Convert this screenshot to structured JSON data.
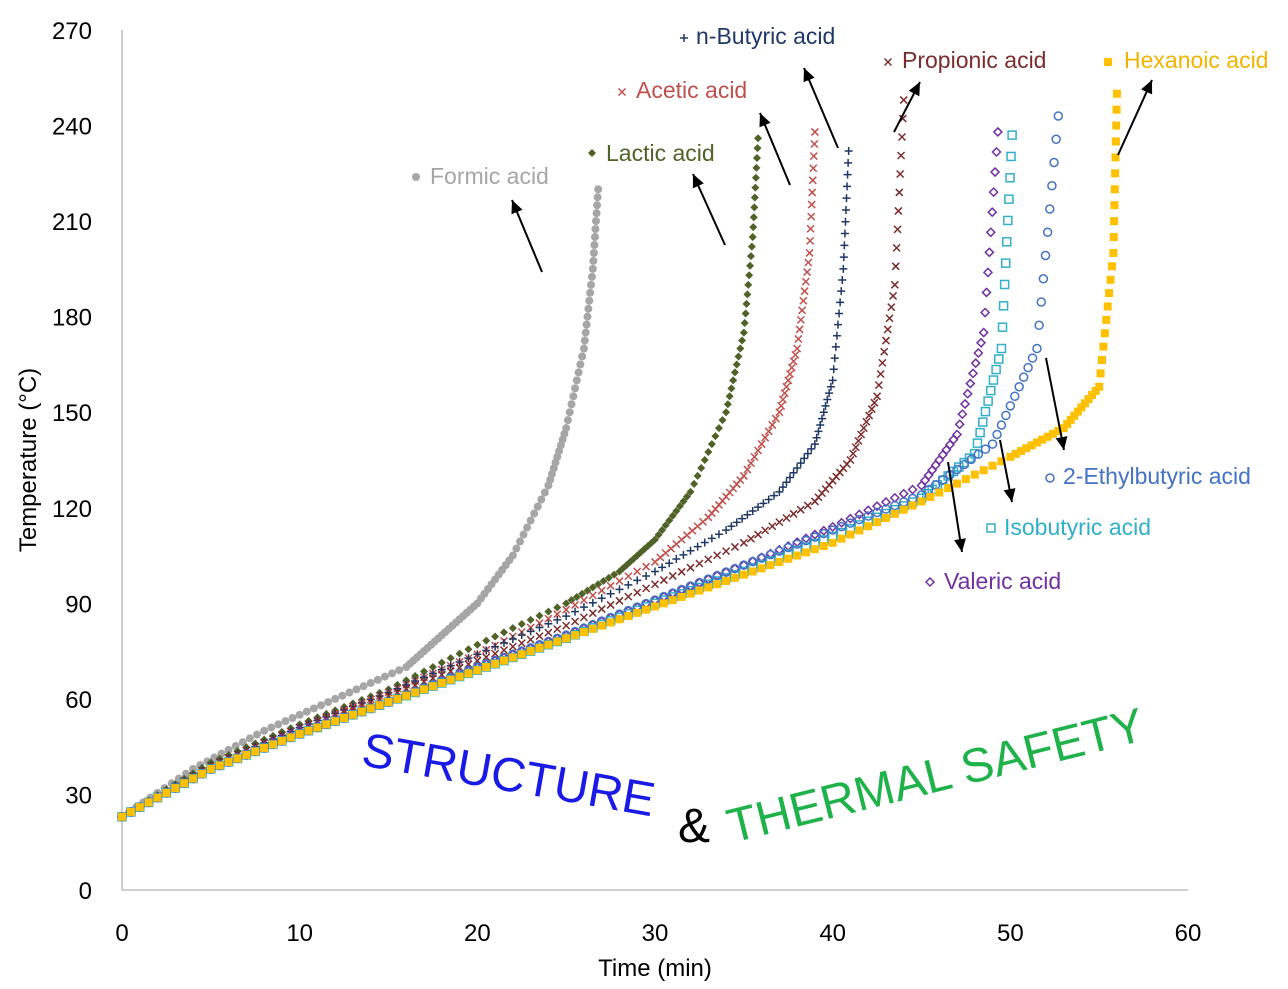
{
  "chart_data": {
    "type": "scatter",
    "xlabel": "Time (min)",
    "ylabel": "Temperature (°C)",
    "xlim": [
      0,
      60
    ],
    "ylim": [
      0,
      270
    ],
    "x_ticks": [
      0,
      10,
      20,
      30,
      40,
      50,
      60
    ],
    "y_ticks": [
      0,
      30,
      60,
      90,
      120,
      150,
      180,
      210,
      240,
      270
    ],
    "grid": false,
    "legend": "labels placed next to each curve with arrows",
    "series": [
      {
        "name": "Formic acid",
        "color": "#a6a6a6",
        "marker": "circle",
        "x": [
          0,
          4,
          8,
          12,
          16,
          18,
          20,
          22,
          24,
          25,
          26,
          26.5,
          26.8
        ],
        "y": [
          23,
          38,
          50,
          60,
          70,
          80,
          90,
          105,
          127,
          145,
          170,
          195,
          220
        ]
      },
      {
        "name": "Lactic acid",
        "color": "#4f6228",
        "marker": "diamond",
        "x": [
          0,
          5,
          10,
          15,
          20,
          25,
          28,
          30,
          32,
          34,
          35,
          35.5,
          35.8
        ],
        "y": [
          23,
          40,
          52,
          63,
          77,
          90,
          100,
          110,
          125,
          150,
          175,
          205,
          236
        ]
      },
      {
        "name": "Acetic acid",
        "color": "#c0504d",
        "marker": "x",
        "x": [
          0,
          5,
          10,
          15,
          20,
          25,
          30,
          33,
          35,
          37,
          38,
          38.7,
          39
        ],
        "y": [
          23,
          39,
          51,
          62,
          74,
          88,
          103,
          117,
          130,
          150,
          170,
          200,
          238
        ]
      },
      {
        "name": "n-Butyric acid",
        "color": "#1f3864",
        "marker": "plus",
        "x": [
          0,
          5,
          10,
          15,
          20,
          25,
          30,
          34,
          37,
          39,
          40,
          40.6,
          40.9
        ],
        "y": [
          23,
          39,
          51,
          62,
          74,
          86,
          100,
          113,
          125,
          140,
          160,
          195,
          232
        ]
      },
      {
        "name": "Propionic acid",
        "color": "#7b2c2c",
        "marker": "x",
        "x": [
          0,
          5,
          10,
          15,
          20,
          25,
          30,
          35,
          39,
          41,
          42.5,
          43.5,
          44
        ],
        "y": [
          23,
          39,
          51,
          61,
          72,
          83,
          96,
          109,
          122,
          135,
          155,
          190,
          248
        ]
      },
      {
        "name": "Valeric acid",
        "color": "#7030a0",
        "marker": "diamond-open",
        "x": [
          0,
          5,
          10,
          15,
          20,
          25,
          30,
          35,
          40,
          45,
          47,
          48.5,
          49.3
        ],
        "y": [
          23,
          38,
          50,
          59,
          70,
          80,
          91,
          102,
          114,
          127,
          143,
          175,
          238
        ]
      },
      {
        "name": "Isobutyric acid",
        "color": "#31b0c8",
        "marker": "square-open",
        "x": [
          0,
          5,
          10,
          15,
          20,
          25,
          30,
          35,
          40,
          45,
          48,
          49.5,
          50.1
        ],
        "y": [
          23,
          38,
          49,
          59,
          69,
          79,
          90,
          100,
          111,
          123,
          137,
          170,
          237
        ]
      },
      {
        "name": "2-Ethylbutyric acid",
        "color": "#4472c4",
        "marker": "circle-open",
        "x": [
          0,
          5,
          10,
          15,
          20,
          25,
          30,
          35,
          40,
          45,
          49,
          51.5,
          52.7
        ],
        "y": [
          23,
          38,
          49,
          59,
          70,
          80,
          91,
          102,
          113,
          124,
          140,
          170,
          243
        ]
      },
      {
        "name": "Hexanoic acid",
        "color": "#ffc000",
        "marker": "square",
        "x": [
          0,
          5,
          10,
          15,
          20,
          25,
          30,
          35,
          40,
          45,
          50,
          53,
          55,
          55.8,
          56
        ],
        "y": [
          23,
          38,
          49,
          59,
          69,
          79,
          89,
          99,
          109,
          122,
          136,
          145,
          158,
          200,
          250
        ]
      }
    ],
    "annotation": {
      "part1": "STRUCTURE",
      "part2": "&",
      "part3": "THERMAL SAFETY",
      "color1": "#1a1ae6",
      "color2": "#000000",
      "color3": "#1fb24a"
    }
  }
}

### INSTRUCTION
Find the word "diamond" in the records and pull out each line that has it.

### TASK OUTPUT
        "marker": "diamond",
        "marker": "diamond-open",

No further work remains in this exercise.